#### What is expected:
Below is a set of records, and all of them should be retyped exactly, minus the pictures.

Entries from a visual dataset

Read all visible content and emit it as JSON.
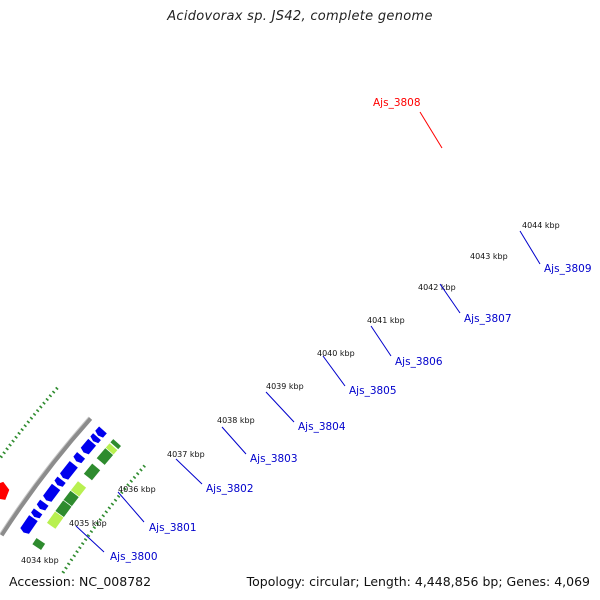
{
  "title": "Acidovorax sp. JS42, complete genome",
  "footer": {
    "accession": "Accession: NC_008782",
    "stats": "Topology: circular; Length: 4,448,856 bp; Genes: 4,069"
  },
  "kbp_ticks": [
    "4034 kbp",
    "4035 kbp",
    "4036 kbp",
    "4037 kbp",
    "4038 kbp",
    "4039 kbp",
    "4040 kbp",
    "4041 kbp",
    "4042 kbp",
    "4043 kbp",
    "4044 kbp"
  ],
  "gene_labels": [
    {
      "name": "Ajs_3800",
      "color": "#0000cc"
    },
    {
      "name": "Ajs_3801",
      "color": "#0000cc"
    },
    {
      "name": "Ajs_3802",
      "color": "#0000cc"
    },
    {
      "name": "Ajs_3803",
      "color": "#0000cc"
    },
    {
      "name": "Ajs_3804",
      "color": "#0000cc"
    },
    {
      "name": "Ajs_3805",
      "color": "#0000cc"
    },
    {
      "name": "Ajs_3806",
      "color": "#0000cc"
    },
    {
      "name": "Ajs_3807",
      "color": "#0000cc"
    },
    {
      "name": "Ajs_3808",
      "color": "#ff0000"
    },
    {
      "name": "Ajs_3809",
      "color": "#0000cc"
    }
  ],
  "colors": {
    "backbone": "#8c8c8c",
    "forward_cds": "#0000ee",
    "reverse_cds": "#2e8b2e",
    "reverse_cds_light": "#b8f050",
    "highlight_cds": "#ff0000",
    "tick": "#2e8b2e",
    "label_blue": "#0000cc",
    "label_red": "#ff0000"
  }
}
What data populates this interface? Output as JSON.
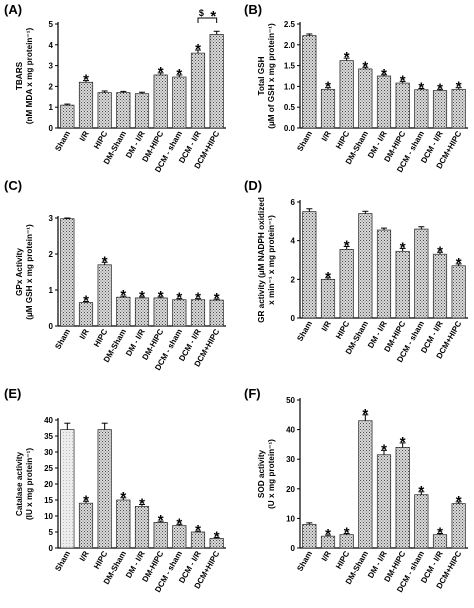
{
  "chart_data": [
    {
      "panel": "(A)",
      "type": "bar",
      "ylabel": [
        "TBARS",
        "(nM MDA x mg protein⁻¹)"
      ],
      "ylim": [
        0,
        5
      ],
      "yticks": [
        0,
        1,
        2,
        3,
        4,
        5
      ],
      "categories": [
        "Sham",
        "I/R",
        "HIPC",
        "DM-Sham",
        "DM - I/R",
        "DM-HIPC",
        "DCM - sham",
        "DCM - I/R",
        "DCM+HIPC"
      ],
      "values": [
        1.1,
        2.2,
        1.7,
        1.7,
        1.65,
        2.55,
        2.45,
        3.6,
        4.5
      ],
      "errors": [
        0.05,
        0.08,
        0.08,
        0.06,
        0.07,
        0.1,
        0.1,
        0.15,
        0.15
      ],
      "stars": [
        false,
        true,
        false,
        false,
        false,
        true,
        true,
        true,
        false
      ],
      "annotations": [
        {
          "from": 7,
          "to": 8,
          "text": "$",
          "star": "*"
        }
      ]
    },
    {
      "panel": "(B)",
      "type": "bar",
      "ylabel": [
        "Total GSH",
        "(µM of GSH x mg protein⁻¹)"
      ],
      "ylim": [
        0,
        2.5
      ],
      "yticks": [
        0.0,
        0.5,
        1.0,
        1.5,
        2.0,
        2.5
      ],
      "categories": [
        "Sham",
        "I/R",
        "HIPC",
        "DM-Sham",
        "DM - I/R",
        "DM-HIPC",
        "DCM - sham",
        "DCM - I/R",
        "DCM+HIPC"
      ],
      "values": [
        2.22,
        0.93,
        1.62,
        1.42,
        1.25,
        1.08,
        0.92,
        0.9,
        0.93
      ],
      "errors": [
        0.04,
        0.04,
        0.06,
        0.04,
        0.03,
        0.04,
        0.03,
        0.03,
        0.04
      ],
      "stars": [
        false,
        true,
        true,
        true,
        true,
        true,
        true,
        true,
        true
      ]
    },
    {
      "panel": "(C)",
      "type": "bar",
      "ylabel": [
        "GPx Activity",
        "(µM GSH x mg protein⁻¹)"
      ],
      "ylim": [
        0,
        3
      ],
      "yticks": [
        0,
        1,
        2,
        3
      ],
      "categories": [
        "Sham",
        "I/R",
        "HIPC",
        "DM-Sham",
        "DM - I/R",
        "DM-HIPC",
        "DCM - sham",
        "DCM - I/R",
        "DCM+HIPC"
      ],
      "values": [
        2.98,
        0.65,
        1.7,
        0.8,
        0.78,
        0.78,
        0.73,
        0.73,
        0.72
      ],
      "errors": [
        0.02,
        0.03,
        0.07,
        0.03,
        0.03,
        0.03,
        0.03,
        0.03,
        0.03
      ],
      "stars": [
        false,
        true,
        true,
        true,
        true,
        true,
        true,
        true,
        true
      ]
    },
    {
      "panel": "(D)",
      "type": "bar",
      "ylabel": [
        "GR activity (µM NADPH oxidized",
        "x min⁻¹ x mg protein⁻¹)"
      ],
      "ylim": [
        0,
        6
      ],
      "yticks": [
        0,
        2,
        4,
        6
      ],
      "categories": [
        "Sham",
        "I/R",
        "HIPC",
        "DM-Sham",
        "DM - I/R",
        "DM-HIPC",
        "DCM - sham",
        "DCM - I/R",
        "DCM+HIPC"
      ],
      "values": [
        5.5,
        2.0,
        3.55,
        5.4,
        4.55,
        3.45,
        4.6,
        3.3,
        2.7
      ],
      "errors": [
        0.15,
        0.08,
        0.15,
        0.12,
        0.1,
        0.15,
        0.12,
        0.1,
        0.1
      ],
      "stars": [
        false,
        true,
        true,
        false,
        false,
        true,
        false,
        true,
        true
      ]
    },
    {
      "panel": "(E)",
      "type": "bar",
      "ylabel": [
        "Catalase activity",
        "(IU x mg protein⁻¹)"
      ],
      "ylim": [
        0,
        40
      ],
      "yticks": [
        0,
        5,
        10,
        15,
        20,
        25,
        30,
        35,
        40
      ],
      "categories": [
        "Sham",
        "I/R",
        "HIPC",
        "DM-Sham",
        "DM - I/R",
        "DM-HIPC",
        "DCM - sham",
        "DCM - I/R",
        "DCM+HIPC"
      ],
      "values": [
        37,
        14,
        37,
        15,
        13,
        8,
        7,
        5,
        3
      ],
      "errors": [
        2.0,
        0.6,
        2.0,
        0.7,
        0.6,
        0.4,
        0.4,
        0.3,
        0.3
      ],
      "stars": [
        false,
        true,
        false,
        true,
        true,
        true,
        true,
        true,
        true
      ],
      "first_bar_plain": true
    },
    {
      "panel": "(F)",
      "type": "bar",
      "ylabel": [
        "SOD activity",
        "(U x mg protein⁻¹)"
      ],
      "ylim": [
        0,
        50
      ],
      "yticks": [
        0,
        10,
        20,
        30,
        40,
        50
      ],
      "categories": [
        "Sham",
        "I/R",
        "HIPC",
        "DM-Sham",
        "DM - I/R",
        "DM-HIPC",
        "DCM - sham",
        "DCM - I/R",
        "DCM+HIPC"
      ],
      "values": [
        8,
        4,
        4.5,
        43,
        31.5,
        34,
        18,
        4.5,
        15
      ],
      "errors": [
        0.5,
        0.4,
        0.4,
        2.0,
        1.5,
        1.5,
        1.0,
        0.4,
        0.6
      ],
      "stars": [
        false,
        true,
        true,
        true,
        true,
        true,
        true,
        true,
        true
      ]
    }
  ]
}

#### Output below:
Read all visible content and emit it as JSON.
{
  "title": "Acidovorax sp. JS42, complete genome",
  "footer": {
    "accession": "Accession: NC_008782",
    "stats": "Topology: circular; Length: 4,448,856 bp; Genes: 4,069"
  },
  "kbp_ticks": [
    "4034 kbp",
    "4035 kbp",
    "4036 kbp",
    "4037 kbp",
    "4038 kbp",
    "4039 kbp",
    "4040 kbp",
    "4041 kbp",
    "4042 kbp",
    "4043 kbp",
    "4044 kbp"
  ],
  "gene_labels": [
    {
      "name": "Ajs_3800",
      "color": "#0000cc"
    },
    {
      "name": "Ajs_3801",
      "color": "#0000cc"
    },
    {
      "name": "Ajs_3802",
      "color": "#0000cc"
    },
    {
      "name": "Ajs_3803",
      "color": "#0000cc"
    },
    {
      "name": "Ajs_3804",
      "color": "#0000cc"
    },
    {
      "name": "Ajs_3805",
      "color": "#0000cc"
    },
    {
      "name": "Ajs_3806",
      "color": "#0000cc"
    },
    {
      "name": "Ajs_3807",
      "color": "#0000cc"
    },
    {
      "name": "Ajs_3808",
      "color": "#ff0000"
    },
    {
      "name": "Ajs_3809",
      "color": "#0000cc"
    }
  ],
  "colors": {
    "backbone": "#8c8c8c",
    "forward_cds": "#0000ee",
    "reverse_cds": "#2e8b2e",
    "reverse_cds_light": "#b8f050",
    "highlight_cds": "#ff0000",
    "tick": "#2e8b2e",
    "label_blue": "#0000cc",
    "label_red": "#ff0000"
  }
}
What data populates this interface? Output as JSON.
{
  "chart_data": [
    {
      "panel": "(A)",
      "type": "bar",
      "ylabel": [
        "TBARS",
        "(nM MDA x mg protein⁻¹)"
      ],
      "ylim": [
        0,
        5
      ],
      "yticks": [
        0,
        1,
        2,
        3,
        4,
        5
      ],
      "categories": [
        "Sham",
        "I/R",
        "HIPC",
        "DM-Sham",
        "DM - I/R",
        "DM-HIPC",
        "DCM - sham",
        "DCM - I/R",
        "DCM+HIPC"
      ],
      "values": [
        1.1,
        2.2,
        1.7,
        1.7,
        1.65,
        2.55,
        2.45,
        3.6,
        4.5
      ],
      "errors": [
        0.05,
        0.08,
        0.08,
        0.06,
        0.07,
        0.1,
        0.1,
        0.15,
        0.15
      ],
      "stars": [
        false,
        true,
        false,
        false,
        false,
        true,
        true,
        true,
        false
      ],
      "annotations": [
        {
          "from": 7,
          "to": 8,
          "text": "$",
          "star": "*"
        }
      ]
    },
    {
      "panel": "(B)",
      "type": "bar",
      "ylabel": [
        "Total GSH",
        "(µM of GSH x mg protein⁻¹)"
      ],
      "ylim": [
        0,
        2.5
      ],
      "yticks": [
        0.0,
        0.5,
        1.0,
        1.5,
        2.0,
        2.5
      ],
      "categories": [
        "Sham",
        "I/R",
        "HIPC",
        "DM-Sham",
        "DM - I/R",
        "DM-HIPC",
        "DCM - sham",
        "DCM - I/R",
        "DCM+HIPC"
      ],
      "values": [
        2.22,
        0.93,
        1.62,
        1.42,
        1.25,
        1.08,
        0.92,
        0.9,
        0.93
      ],
      "errors": [
        0.04,
        0.04,
        0.06,
        0.04,
        0.03,
        0.04,
        0.03,
        0.03,
        0.04
      ],
      "stars": [
        false,
        true,
        true,
        true,
        true,
        true,
        true,
        true,
        true
      ]
    },
    {
      "panel": "(C)",
      "type": "bar",
      "ylabel": [
        "GPx Activity",
        "(µM GSH x mg protein⁻¹)"
      ],
      "ylim": [
        0,
        3
      ],
      "yticks": [
        0,
        1,
        2,
        3
      ],
      "categories": [
        "Sham",
        "I/R",
        "HIPC",
        "DM-Sham",
        "DM - I/R",
        "DM-HIPC",
        "DCM - sham",
        "DCM - I/R",
        "DCM+HIPC"
      ],
      "values": [
        2.98,
        0.65,
        1.7,
        0.8,
        0.78,
        0.78,
        0.73,
        0.73,
        0.72
      ],
      "errors": [
        0.02,
        0.03,
        0.07,
        0.03,
        0.03,
        0.03,
        0.03,
        0.03,
        0.03
      ],
      "stars": [
        false,
        true,
        true,
        true,
        true,
        true,
        true,
        true,
        true
      ]
    },
    {
      "panel": "(D)",
      "type": "bar",
      "ylabel": [
        "GR activity (µM NADPH oxidized",
        "x min⁻¹ x mg protein⁻¹)"
      ],
      "ylim": [
        0,
        6
      ],
      "yticks": [
        0,
        2,
        4,
        6
      ],
      "categories": [
        "Sham",
        "I/R",
        "HIPC",
        "DM-Sham",
        "DM - I/R",
        "DM-HIPC",
        "DCM - sham",
        "DCM - I/R",
        "DCM+HIPC"
      ],
      "values": [
        5.5,
        2.0,
        3.55,
        5.4,
        4.55,
        3.45,
        4.6,
        3.3,
        2.7
      ],
      "errors": [
        0.15,
        0.08,
        0.15,
        0.12,
        0.1,
        0.15,
        0.12,
        0.1,
        0.1
      ],
      "stars": [
        false,
        true,
        true,
        false,
        false,
        true,
        false,
        true,
        true
      ]
    },
    {
      "panel": "(E)",
      "type": "bar",
      "ylabel": [
        "Catalase activity",
        "(IU x mg protein⁻¹)"
      ],
      "ylim": [
        0,
        40
      ],
      "yticks": [
        0,
        5,
        10,
        15,
        20,
        25,
        30,
        35,
        40
      ],
      "categories": [
        "Sham",
        "I/R",
        "HIPC",
        "DM-Sham",
        "DM - I/R",
        "DM-HIPC",
        "DCM - sham",
        "DCM - I/R",
        "DCM+HIPC"
      ],
      "values": [
        37,
        14,
        37,
        15,
        13,
        8,
        7,
        5,
        3
      ],
      "errors": [
        2.0,
        0.6,
        2.0,
        0.7,
        0.6,
        0.4,
        0.4,
        0.3,
        0.3
      ],
      "stars": [
        false,
        true,
        false,
        true,
        true,
        true,
        true,
        true,
        true
      ],
      "first_bar_plain": true
    },
    {
      "panel": "(F)",
      "type": "bar",
      "ylabel": [
        "SOD activity",
        "(U x mg protein⁻¹)"
      ],
      "ylim": [
        0,
        50
      ],
      "yticks": [
        0,
        10,
        20,
        30,
        40,
        50
      ],
      "categories": [
        "Sham",
        "I/R",
        "HIPC",
        "DM-Sham",
        "DM - I/R",
        "DM-HIPC",
        "DCM - sham",
        "DCM - I/R",
        "DCM+HIPC"
      ],
      "values": [
        8,
        4,
        4.5,
        43,
        31.5,
        34,
        18,
        4.5,
        15
      ],
      "errors": [
        0.5,
        0.4,
        0.4,
        2.0,
        1.5,
        1.5,
        1.0,
        0.4,
        0.6
      ],
      "stars": [
        false,
        true,
        true,
        true,
        true,
        true,
        true,
        true,
        true
      ]
    }
  ]
}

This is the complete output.